**SHORT TASK**. Repeat the material exactly as it appears.

[Records from a data source]
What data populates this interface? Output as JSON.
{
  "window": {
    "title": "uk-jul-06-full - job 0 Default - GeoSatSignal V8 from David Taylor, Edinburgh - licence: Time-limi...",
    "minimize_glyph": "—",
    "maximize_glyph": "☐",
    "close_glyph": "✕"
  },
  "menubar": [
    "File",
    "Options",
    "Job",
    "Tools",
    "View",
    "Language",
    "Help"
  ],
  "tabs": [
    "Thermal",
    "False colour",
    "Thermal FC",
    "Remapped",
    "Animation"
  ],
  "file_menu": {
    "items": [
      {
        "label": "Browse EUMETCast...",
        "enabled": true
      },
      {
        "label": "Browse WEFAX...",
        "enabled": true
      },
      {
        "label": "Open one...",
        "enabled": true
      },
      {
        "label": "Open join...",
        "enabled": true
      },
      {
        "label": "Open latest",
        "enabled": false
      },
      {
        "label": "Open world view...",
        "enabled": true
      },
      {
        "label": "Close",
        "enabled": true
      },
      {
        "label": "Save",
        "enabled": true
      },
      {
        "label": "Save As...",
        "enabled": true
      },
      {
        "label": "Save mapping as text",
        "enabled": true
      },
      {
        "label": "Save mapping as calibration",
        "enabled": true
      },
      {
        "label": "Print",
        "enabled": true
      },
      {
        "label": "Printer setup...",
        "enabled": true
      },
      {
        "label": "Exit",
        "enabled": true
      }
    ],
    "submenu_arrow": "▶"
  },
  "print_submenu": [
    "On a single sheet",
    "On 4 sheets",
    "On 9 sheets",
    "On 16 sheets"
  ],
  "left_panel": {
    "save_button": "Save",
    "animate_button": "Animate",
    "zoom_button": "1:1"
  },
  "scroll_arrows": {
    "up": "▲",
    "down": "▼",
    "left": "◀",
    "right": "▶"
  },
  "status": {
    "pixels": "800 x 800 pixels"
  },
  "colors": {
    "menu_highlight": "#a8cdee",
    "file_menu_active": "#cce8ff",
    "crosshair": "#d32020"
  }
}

**SOLUTION**.
What data populates this interface? Output as JSON.
{
  "window": {
    "title": "uk-jul-06-full - job 0 Default - GeoSatSignal V8 from David Taylor, Edinburgh - licence: Time-limi...",
    "minimize_glyph": "—",
    "maximize_glyph": "☐",
    "close_glyph": "✕"
  },
  "menubar": [
    "File",
    "Options",
    "Job",
    "Tools",
    "View",
    "Language",
    "Help"
  ],
  "tabs": [
    "Thermal",
    "False colour",
    "Thermal FC",
    "Remapped",
    "Animation"
  ],
  "file_menu": {
    "items": [
      {
        "label": "Browse EUMETCast...",
        "enabled": true
      },
      {
        "label": "Browse WEFAX...",
        "enabled": true
      },
      {
        "label": "Open one...",
        "enabled": true
      },
      {
        "label": "Open join...",
        "enabled": true
      },
      {
        "label": "Open latest",
        "enabled": false
      },
      {
        "label": "Open world view...",
        "enabled": true
      },
      {
        "label": "Close",
        "enabled": true
      },
      {
        "label": "Save",
        "enabled": true
      },
      {
        "label": "Save As...",
        "enabled": true
      },
      {
        "label": "Save mapping as text",
        "enabled": true
      },
      {
        "label": "Save mapping as calibration",
        "enabled": true
      },
      {
        "label": "Print",
        "enabled": true
      },
      {
        "label": "Printer setup...",
        "enabled": true
      },
      {
        "label": "Exit",
        "enabled": true
      }
    ],
    "submenu_arrow": "▶"
  },
  "print_submenu": [
    "On a single sheet",
    "On 4 sheets",
    "On 9 sheets",
    "On 16 sheets"
  ],
  "left_panel": {
    "save_button": "Save",
    "animate_button": "Animate",
    "zoom_button": "1:1"
  },
  "scroll_arrows": {
    "up": "▲",
    "down": "▼",
    "left": "◀",
    "right": "▶"
  },
  "status": {
    "pixels": "800 x 800 pixels"
  },
  "colors": {
    "menu_highlight": "#a8cdee",
    "file_menu_active": "#cce8ff",
    "crosshair": "#d32020"
  }
}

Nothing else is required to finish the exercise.